• GIVEN DATA:

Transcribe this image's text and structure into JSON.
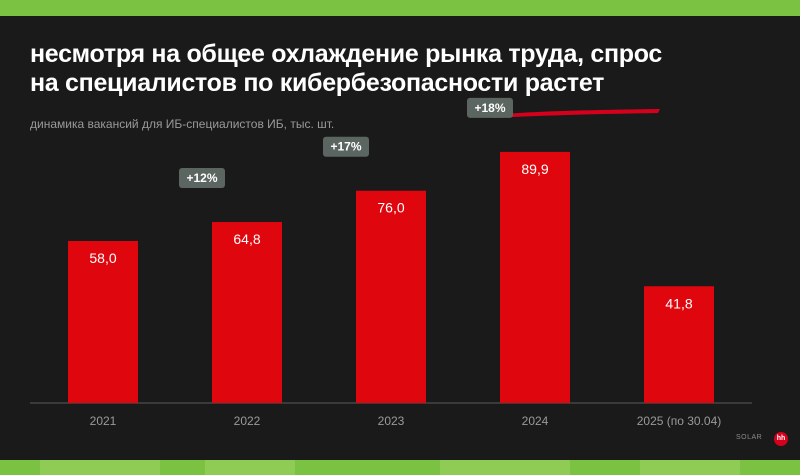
{
  "title_line1": "несмотря на общее охлаждение рынка труда, спрос",
  "title_line2": "на специалистов по кибербезопасности растет",
  "subtitle": "динамика вакансий для ИБ-специалистов ИБ, тыс. шт.",
  "logos": {
    "solar": "SOLAR",
    "hh": "hh"
  },
  "colors": {
    "bar": "#e0060e",
    "badge": "#5b6660",
    "background": "#1a1a1a",
    "frame": "#7cc242",
    "underline": "#d6001c"
  },
  "chart_data": {
    "type": "bar",
    "title": "несмотря на общее охлаждение рынка труда, спрос на специалистов по кибербезопасности растет",
    "subtitle": "динамика вакансий для ИБ-специалистов ИБ, тыс. шт.",
    "categories": [
      "2021",
      "2022",
      "2023",
      "2024",
      "2025 (по 30.04)"
    ],
    "values": [
      58.0,
      64.8,
      76.0,
      89.9,
      41.8
    ],
    "data_labels": [
      "58,0",
      "64,8",
      "76,0",
      "89,9",
      "41,8"
    ],
    "growth_badges": [
      "",
      "+12%",
      "+17%",
      "+18%",
      ""
    ],
    "ylim": [
      0,
      100
    ],
    "grid": false,
    "legend": "none"
  }
}
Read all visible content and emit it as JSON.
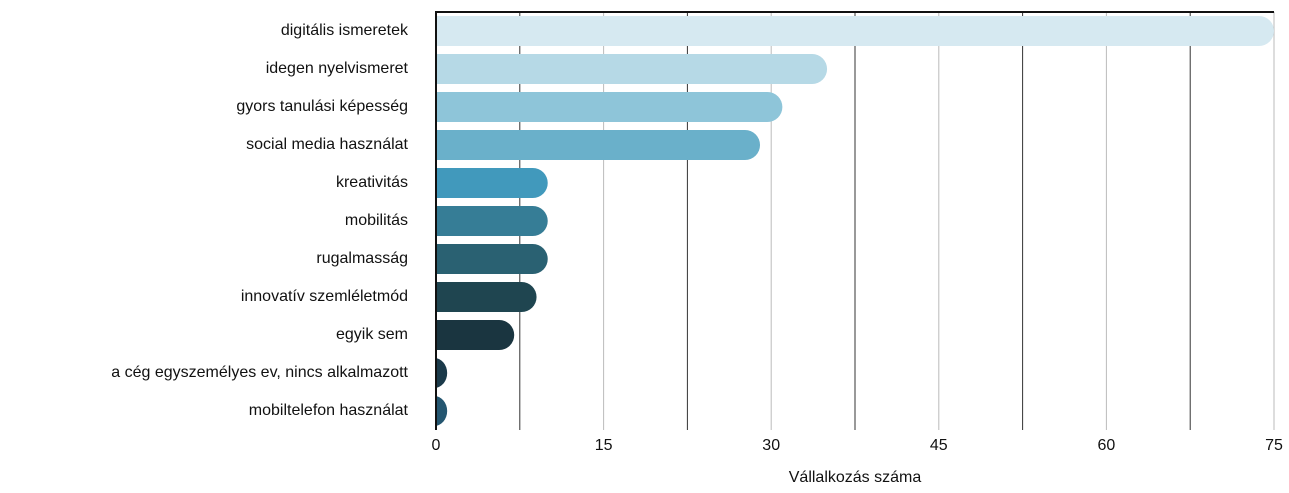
{
  "chart_data": {
    "type": "bar",
    "orientation": "horizontal",
    "x_label": "Vállalkozás száma",
    "categories": [
      "digitális ismeretek",
      "idegen nyelvismeret",
      "gyors tanulási képesség",
      "social media használat",
      "kreativitás",
      "mobilitás",
      "rugalmasság",
      "innovatív szemléletmód",
      "egyik sem",
      "a cég egyszemélyes ev, nincs alkalmazott",
      "mobiltelefon használat"
    ],
    "values": [
      75,
      35,
      31,
      29,
      10,
      10,
      10,
      9,
      7,
      1,
      1
    ],
    "colors": [
      "#d6e9f1",
      "#b6d9e6",
      "#8ec5d9",
      "#6ab0ca",
      "#4199bc",
      "#367d96",
      "#2a6172",
      "#1f4550",
      "#1a3540",
      "#1b3a4a",
      "#245670"
    ],
    "xlim": [
      0,
      75
    ],
    "xticks": [
      0,
      15,
      30,
      45,
      60,
      75
    ],
    "minor_xticks": [
      7.5,
      22.5,
      37.5,
      52.5,
      67.5
    ],
    "grid": true
  }
}
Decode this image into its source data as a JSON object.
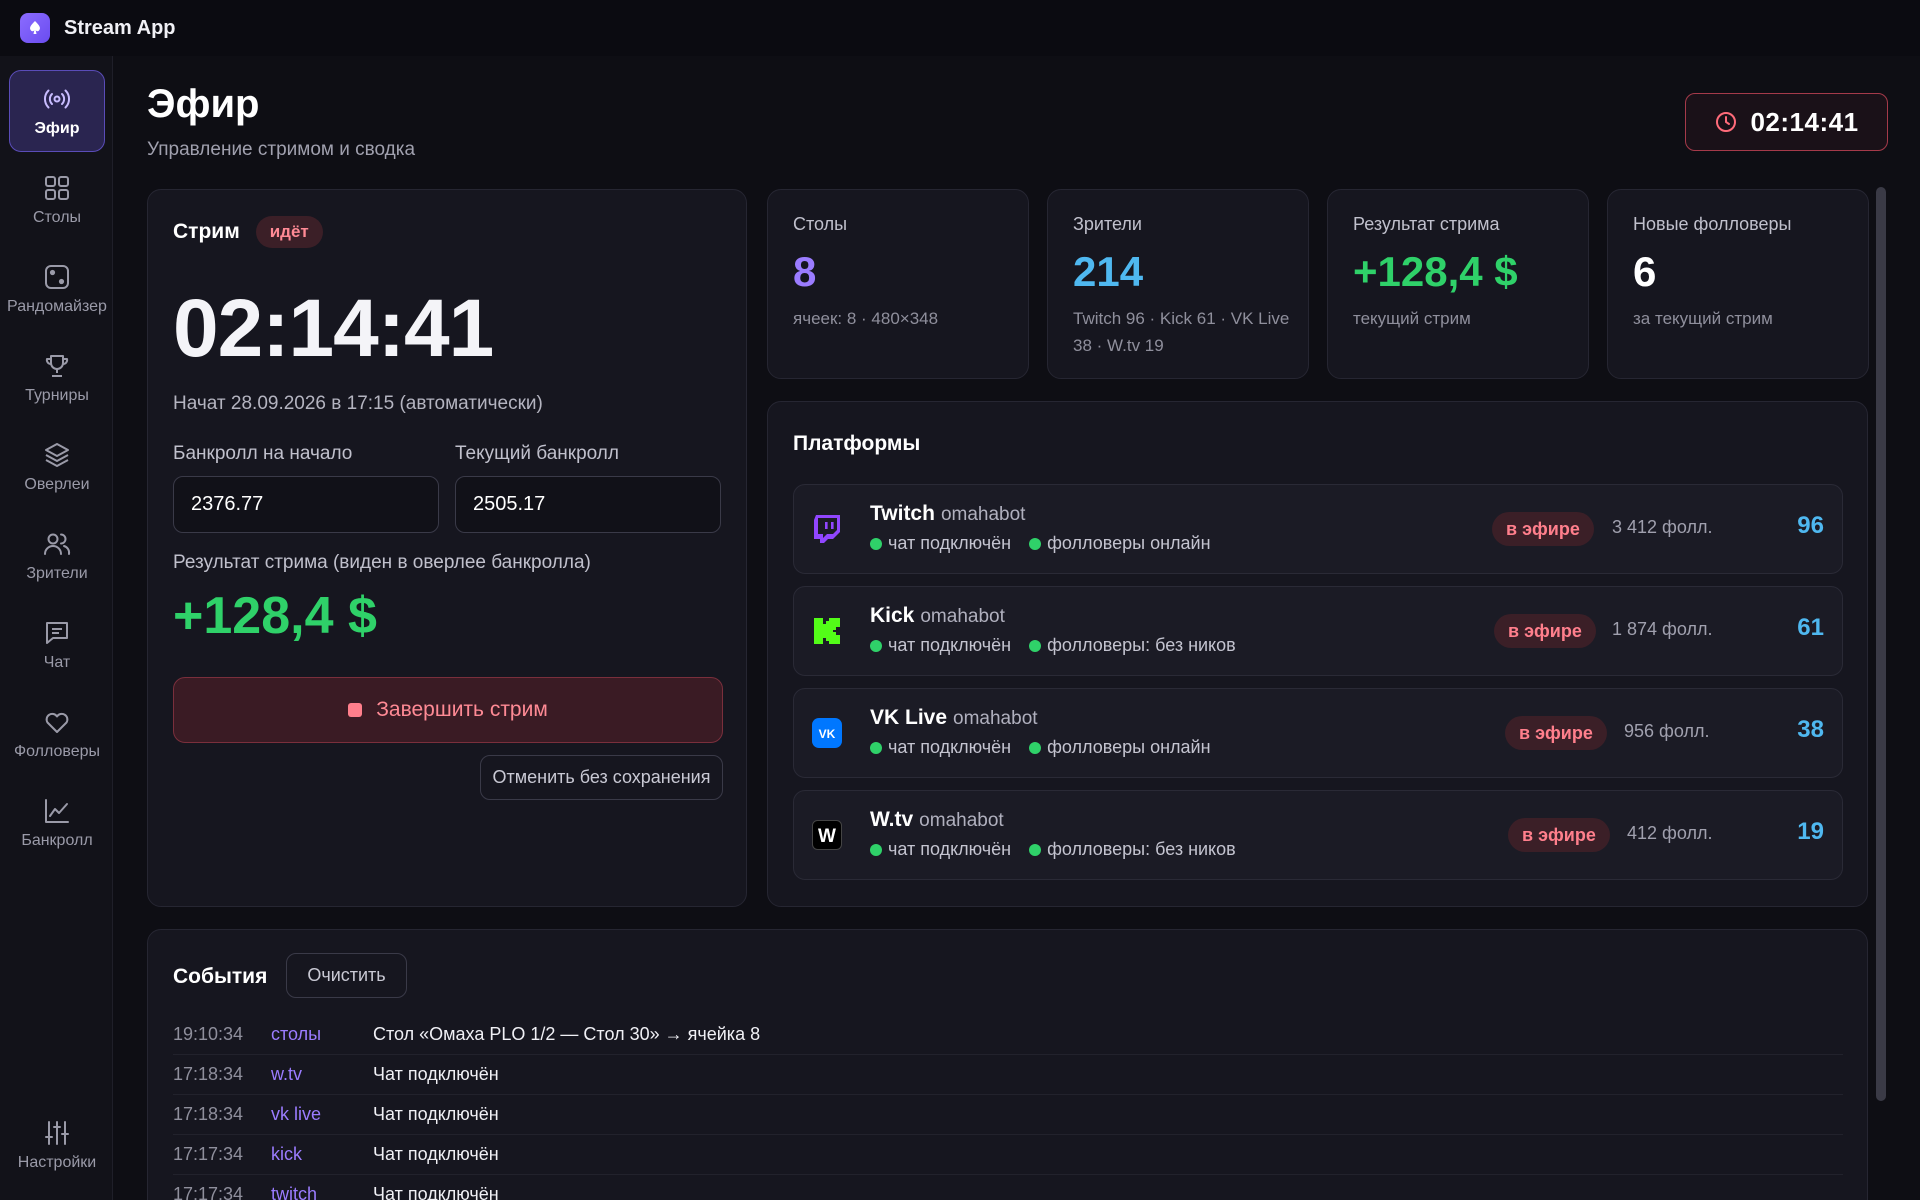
{
  "app": {
    "name": "Stream App"
  },
  "sidebar": {
    "items": [
      {
        "label": "Эфир",
        "icon": "broadcast-icon",
        "active": true
      },
      {
        "label": "Столы",
        "icon": "grid-icon"
      },
      {
        "label": "Рандомайзер",
        "icon": "dice-icon"
      },
      {
        "label": "Турниры",
        "icon": "trophy-icon"
      },
      {
        "label": "Оверлеи",
        "icon": "layers-icon"
      },
      {
        "label": "Зрители",
        "icon": "users-icon"
      },
      {
        "label": "Чат",
        "icon": "chat-icon"
      },
      {
        "label": "Фолловеры",
        "icon": "heart-icon"
      },
      {
        "label": "Банкролл",
        "icon": "chart-icon"
      }
    ],
    "settings": {
      "label": "Настройки",
      "icon": "sliders-icon"
    }
  },
  "header": {
    "title": "Эфир",
    "subtitle": "Управление стримом и сводка",
    "timer": "02:14:41"
  },
  "stream": {
    "title": "Стрим",
    "status": "идёт",
    "timer": "02:14:41",
    "started": "Начат 28.09.2026 в 17:15 (автоматически)",
    "bankroll_start_label": "Банкролл на начало",
    "bankroll_start_value": "2376.77",
    "bankroll_current_label": "Текущий банкролл",
    "bankroll_current_value": "2505.17",
    "result_label": "Результат стрима (виден в оверлее банкролла)",
    "result_value": "+128,4 $",
    "end_button": "Завершить стрим",
    "cancel_button": "Отменить без сохранения"
  },
  "stats": [
    {
      "label": "Столы",
      "value": "8",
      "sub": "ячеек: 8 · 480×348",
      "color": "#9b7cff"
    },
    {
      "label": "Зрители",
      "value": "214",
      "sub": "Twitch 96 · Kick 61 · VK Live 38 · W.tv 19",
      "color": "#4fb8f0"
    },
    {
      "label": "Результат стрима",
      "value": "+128,4 $",
      "sub": "текущий стрим",
      "color": "#2fd169"
    },
    {
      "label": "Новые фолловеры",
      "value": "6",
      "sub": "за текущий стрим",
      "color": "#ffffff"
    }
  ],
  "platforms": {
    "title": "Платформы",
    "rows": [
      {
        "name": "Twitch",
        "handle": "omahabot",
        "chat": "чат подключён",
        "followers_status": "фолловеры онлайн",
        "live": "в эфире",
        "followers": "3 412 фолл.",
        "viewers": "96",
        "icon": "twitch-icon"
      },
      {
        "name": "Kick",
        "handle": "omahabot",
        "chat": "чат подключён",
        "followers_status": "фолловеры: без ников",
        "live": "в эфире",
        "followers": "1 874 фолл.",
        "viewers": "61",
        "icon": "kick-icon"
      },
      {
        "name": "VK Live",
        "handle": "omahabot",
        "chat": "чат подключён",
        "followers_status": "фолловеры онлайн",
        "live": "в эфире",
        "followers": "956 фолл.",
        "viewers": "38",
        "icon": "vk-icon"
      },
      {
        "name": "W.tv",
        "handle": "omahabot",
        "chat": "чат подключён",
        "followers_status": "фолловеры: без ников",
        "live": "в эфире",
        "followers": "412 фолл.",
        "viewers": "19",
        "icon": "wtv-icon"
      }
    ]
  },
  "events": {
    "title": "События",
    "clear_button": "Очистить",
    "rows": [
      {
        "time": "19:10:34",
        "source": "столы",
        "message": "Стол «Омаха PLO 1/2 — Стол 30» → ячейка 8"
      },
      {
        "time": "17:18:34",
        "source": "w.tv",
        "message": "Чат подключён"
      },
      {
        "time": "17:18:34",
        "source": "vk live",
        "message": "Чат подключён"
      },
      {
        "time": "17:17:34",
        "source": "kick",
        "message": "Чат подключён"
      },
      {
        "time": "17:17:34",
        "source": "twitch",
        "message": "Чат подключён"
      }
    ]
  }
}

• TO BE DONE:
Report the number of lines containing the string "viewers" and add nothing to it.

• EXERCISE RESPONSE:
4